◆ **What to produce**
Retype the records that come next, word for word.

◆ **Provided entries**
################

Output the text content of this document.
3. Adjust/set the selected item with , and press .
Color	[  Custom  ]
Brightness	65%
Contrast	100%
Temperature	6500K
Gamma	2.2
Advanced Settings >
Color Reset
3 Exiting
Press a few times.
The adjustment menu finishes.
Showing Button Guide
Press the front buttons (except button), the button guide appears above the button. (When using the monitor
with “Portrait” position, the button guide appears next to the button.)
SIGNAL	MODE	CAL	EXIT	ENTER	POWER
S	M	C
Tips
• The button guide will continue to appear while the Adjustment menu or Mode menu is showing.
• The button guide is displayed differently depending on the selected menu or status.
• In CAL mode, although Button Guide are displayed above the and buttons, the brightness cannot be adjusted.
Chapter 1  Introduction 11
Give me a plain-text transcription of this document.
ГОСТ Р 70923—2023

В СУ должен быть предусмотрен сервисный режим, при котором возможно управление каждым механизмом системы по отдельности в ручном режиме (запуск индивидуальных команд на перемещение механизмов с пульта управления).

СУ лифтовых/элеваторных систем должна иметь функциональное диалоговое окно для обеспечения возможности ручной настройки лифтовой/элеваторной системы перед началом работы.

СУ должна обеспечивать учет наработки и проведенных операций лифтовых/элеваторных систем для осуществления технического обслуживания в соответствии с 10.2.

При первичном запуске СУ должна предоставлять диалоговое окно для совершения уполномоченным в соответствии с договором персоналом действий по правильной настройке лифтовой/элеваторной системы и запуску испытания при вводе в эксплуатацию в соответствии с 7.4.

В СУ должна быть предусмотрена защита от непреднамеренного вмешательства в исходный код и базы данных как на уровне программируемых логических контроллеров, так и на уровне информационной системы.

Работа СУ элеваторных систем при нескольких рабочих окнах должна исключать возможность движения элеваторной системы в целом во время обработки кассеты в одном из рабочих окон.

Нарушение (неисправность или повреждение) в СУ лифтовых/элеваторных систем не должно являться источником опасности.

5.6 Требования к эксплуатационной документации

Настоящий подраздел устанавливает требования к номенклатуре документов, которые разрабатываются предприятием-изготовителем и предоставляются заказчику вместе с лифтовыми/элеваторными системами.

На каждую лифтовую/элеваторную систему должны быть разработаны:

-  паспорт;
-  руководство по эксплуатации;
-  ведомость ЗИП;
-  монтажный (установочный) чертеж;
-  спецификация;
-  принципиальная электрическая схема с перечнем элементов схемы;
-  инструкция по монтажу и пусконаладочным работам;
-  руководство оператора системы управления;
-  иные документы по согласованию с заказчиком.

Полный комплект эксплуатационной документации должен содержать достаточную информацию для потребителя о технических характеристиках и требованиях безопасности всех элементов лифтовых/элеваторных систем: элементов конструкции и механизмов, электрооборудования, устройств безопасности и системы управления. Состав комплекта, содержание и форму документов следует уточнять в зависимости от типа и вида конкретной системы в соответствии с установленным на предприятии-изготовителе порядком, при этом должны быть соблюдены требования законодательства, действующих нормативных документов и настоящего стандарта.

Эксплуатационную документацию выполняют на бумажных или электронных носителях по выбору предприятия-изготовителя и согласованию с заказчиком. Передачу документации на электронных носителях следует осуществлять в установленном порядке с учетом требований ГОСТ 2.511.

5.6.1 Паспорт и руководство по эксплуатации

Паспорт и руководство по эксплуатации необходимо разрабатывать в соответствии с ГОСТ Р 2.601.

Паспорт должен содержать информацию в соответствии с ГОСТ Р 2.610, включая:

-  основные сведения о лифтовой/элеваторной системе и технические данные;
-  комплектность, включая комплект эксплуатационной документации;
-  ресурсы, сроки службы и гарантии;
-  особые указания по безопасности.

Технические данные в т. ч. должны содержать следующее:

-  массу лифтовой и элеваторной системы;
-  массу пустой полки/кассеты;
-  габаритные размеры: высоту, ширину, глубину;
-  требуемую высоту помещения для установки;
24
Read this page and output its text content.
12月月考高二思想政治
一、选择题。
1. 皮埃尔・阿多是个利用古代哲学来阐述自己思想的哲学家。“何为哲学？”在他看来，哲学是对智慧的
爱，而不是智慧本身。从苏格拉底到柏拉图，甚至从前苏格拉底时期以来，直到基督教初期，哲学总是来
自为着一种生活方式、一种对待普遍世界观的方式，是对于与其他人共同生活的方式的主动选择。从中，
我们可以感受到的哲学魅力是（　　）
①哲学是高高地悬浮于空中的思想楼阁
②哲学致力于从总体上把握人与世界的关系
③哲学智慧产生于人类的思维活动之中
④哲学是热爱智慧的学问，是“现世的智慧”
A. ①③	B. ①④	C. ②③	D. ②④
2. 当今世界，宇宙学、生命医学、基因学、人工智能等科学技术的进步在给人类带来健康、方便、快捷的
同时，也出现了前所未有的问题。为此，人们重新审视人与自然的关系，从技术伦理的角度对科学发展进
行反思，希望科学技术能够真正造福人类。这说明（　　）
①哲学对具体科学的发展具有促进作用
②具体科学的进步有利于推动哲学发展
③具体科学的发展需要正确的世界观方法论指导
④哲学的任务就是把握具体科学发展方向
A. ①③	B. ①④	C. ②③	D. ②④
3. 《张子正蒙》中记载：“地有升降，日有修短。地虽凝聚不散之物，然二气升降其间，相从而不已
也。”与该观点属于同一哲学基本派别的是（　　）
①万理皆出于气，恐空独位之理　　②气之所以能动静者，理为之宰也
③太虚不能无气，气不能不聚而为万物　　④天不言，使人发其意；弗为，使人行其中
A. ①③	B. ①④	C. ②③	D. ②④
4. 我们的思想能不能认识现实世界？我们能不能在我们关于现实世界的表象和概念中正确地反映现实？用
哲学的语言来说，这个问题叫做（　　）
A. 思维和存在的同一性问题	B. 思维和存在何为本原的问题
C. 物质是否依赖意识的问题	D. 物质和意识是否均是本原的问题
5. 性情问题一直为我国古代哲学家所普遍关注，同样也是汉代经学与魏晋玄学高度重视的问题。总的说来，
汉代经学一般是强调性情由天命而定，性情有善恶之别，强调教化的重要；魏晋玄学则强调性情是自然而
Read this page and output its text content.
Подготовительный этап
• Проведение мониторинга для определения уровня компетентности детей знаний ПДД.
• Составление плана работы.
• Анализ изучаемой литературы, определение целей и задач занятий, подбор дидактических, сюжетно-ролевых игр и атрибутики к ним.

################

◆ **The completed task**
Output the text content of this document.
3. Adjust/set the selected item with , and press .
Color	[  Custom  ]
Brightness	65%
Contrast	100%
Temperature	6500K
Gamma	2.2
Advanced Settings >
Color Reset
3 Exiting
Press a few times.
The adjustment menu finishes.
Showing Button Guide
Press the front buttons (except button), the button guide appears above the button. (When using the monitor
with “Portrait” position, the button guide appears next to the button.)
SIGNAL	MODE	CAL	EXIT	ENTER	POWER
S	M	C
Tips
• The button guide will continue to appear while the Adjustment menu or Mode menu is showing.
• The button guide is displayed differently depending on the selected menu or status.
• In CAL mode, although Button Guide are displayed above the and buttons, the brightness cannot be adjusted.
Chapter 1  Introduction 11
Give me a plain-text transcription of this document.
ГОСТ Р 70923—2023

В СУ должен быть предусмотрен сервисный режим, при котором возможно управление каждым механизмом системы по отдельности в ручном режиме (запуск индивидуальных команд на перемещение механизмов с пульта управления).

СУ лифтовых/элеваторных систем должна иметь функциональное диалоговое окно для обеспечения возможности ручной настройки лифтовой/элеваторной системы перед началом работы.

СУ должна обеспечивать учет наработки и проведенных операций лифтовых/элеваторных систем для осуществления технического обслуживания в соответствии с 10.2.

При первичном запуске СУ должна предоставлять диалоговое окно для совершения уполномоченным в соответствии с договором персоналом действий по правильной настройке лифтовой/элеваторной системы и запуску испытания при вводе в эксплуатацию в соответствии с 7.4.

В СУ должна быть предусмотрена защита от непреднамеренного вмешательства в исходный код и базы данных как на уровне программируемых логических контроллеров, так и на уровне информационной системы.

Работа СУ элеваторных систем при нескольких рабочих окнах должна исключать возможность движения элеваторной системы в целом во время обработки кассеты в одном из рабочих окон.

Нарушение (неисправность или повреждение) в СУ лифтовых/элеваторных систем не должно являться источником опасности.

5.6 Требования к эксплуатационной документации

Настоящий подраздел устанавливает требования к номенклатуре документов, которые разрабатываются предприятием-изготовителем и предоставляются заказчику вместе с лифтовыми/элеваторными системами.

На каждую лифтовую/элеваторную систему должны быть разработаны:

-  паспорт;
-  руководство по эксплуатации;
-  ведомость ЗИП;
-  монтажный (установочный) чертеж;
-  спецификация;
-  принципиальная электрическая схема с перечнем элементов схемы;
-  инструкция по монтажу и пусконаладочным работам;
-  руководство оператора системы управления;
-  иные документы по согласованию с заказчиком.

Полный комплект эксплуатационной документации должен содержать достаточную информацию для потребителя о технических характеристиках и требованиях безопасности всех элементов лифтовых/элеваторных систем: элементов конструкции и механизмов, электрооборудования, устройств безопасности и системы управления. Состав комплекта, содержание и форму документов следует уточнять в зависимости от типа и вида конкретной системы в соответствии с установленным на предприятии-изготовителе порядком, при этом должны быть соблюдены требования законодательства, действующих нормативных документов и настоящего стандарта.

Эксплуатационную документацию выполняют на бумажных или электронных носителях по выбору предприятия-изготовителя и согласованию с заказчиком. Передачу документации на электронных носителях следует осуществлять в установленном порядке с учетом требований ГОСТ 2.511.

5.6.1 Паспорт и руководство по эксплуатации

Паспорт и руководство по эксплуатации необходимо разрабатывать в соответствии с ГОСТ Р 2.601.

Паспорт должен содержать информацию в соответствии с ГОСТ Р 2.610, включая:

-  основные сведения о лифтовой/элеваторной системе и технические данные;
-  комплектность, включая комплект эксплуатационной документации;
-  ресурсы, сроки службы и гарантии;
-  особые указания по безопасности.

Технические данные в т. ч. должны содержать следующее:

-  массу лифтовой и элеваторной системы;
-  массу пустой полки/кассеты;
-  габаритные размеры: высоту, ширину, глубину;
-  требуемую высоту помещения для установки;
24
Read this page and output its text content.
12月月考高二思想政治
一、选择题。
1. 皮埃尔・阿多是个利用古代哲学来阐述自己思想的哲学家。“何为哲学？”在他看来，哲学是对智慧的
爱，而不是智慧本身。从苏格拉底到柏拉图，甚至从前苏格拉底时期以来，直到基督教初期，哲学总是来
自为着一种生活方式、一种对待普遍世界观的方式，是对于与其他人共同生活的方式的主动选择。从中，
我们可以感受到的哲学魅力是（　　）
①哲学是高高地悬浮于空中的思想楼阁
②哲学致力于从总体上把握人与世界的关系
③哲学智慧产生于人类的思维活动之中
④哲学是热爱智慧的学问，是“现世的智慧”
A. ①③	B. ①④	C. ②③	D. ②④
2. 当今世界，宇宙学、生命医学、基因学、人工智能等科学技术的进步在给人类带来健康、方便、快捷的
同时，也出现了前所未有的问题。为此，人们重新审视人与自然的关系，从技术伦理的角度对科学发展进
行反思，希望科学技术能够真正造福人类。这说明（　　）
①哲学对具体科学的发展具有促进作用
②具体科学的进步有利于推动哲学发展
③具体科学的发展需要正确的世界观方法论指导
④哲学的任务就是把握具体科学发展方向
A. ①③	B. ①④	C. ②③	D. ②④
3. 《张子正蒙》中记载：“地有升降，日有修短。地虽凝聚不散之物，然二气升降其间，相从而不已
也。”与该观点属于同一哲学基本派别的是（　　）
①万理皆出于气，恐空独位之理　　②气之所以能动静者，理为之宰也
③太虚不能无气，气不能不聚而为万物　　④天不言，使人发其意；弗为，使人行其中
A. ①③	B. ①④	C. ②③	D. ②④
4. 我们的思想能不能认识现实世界？我们能不能在我们关于现实世界的表象和概念中正确地反映现实？用
哲学的语言来说，这个问题叫做（　　）
A. 思维和存在的同一性问题	B. 思维和存在何为本原的问题
C. 物质是否依赖意识的问题	D. 物质和意识是否均是本原的问题
5. 性情问题一直为我国古代哲学家所普遍关注，同样也是汉代经学与魏晋玄学高度重视的问题。总的说来，
汉代经学一般是强调性情由天命而定，性情有善恶之别，强调教化的重要；魏晋玄学则强调性情是自然而
Read this page and output its text content.
Подготовительный этап
• Проведение мониторинга для определения уровня компетентности детей знаний ПДД.
• Составление плана работы.
• Анализ изучаемой литературы, определение целей и задач занятий, подбор дидактических, сюжетно-ролевых игр и атрибутики к ним.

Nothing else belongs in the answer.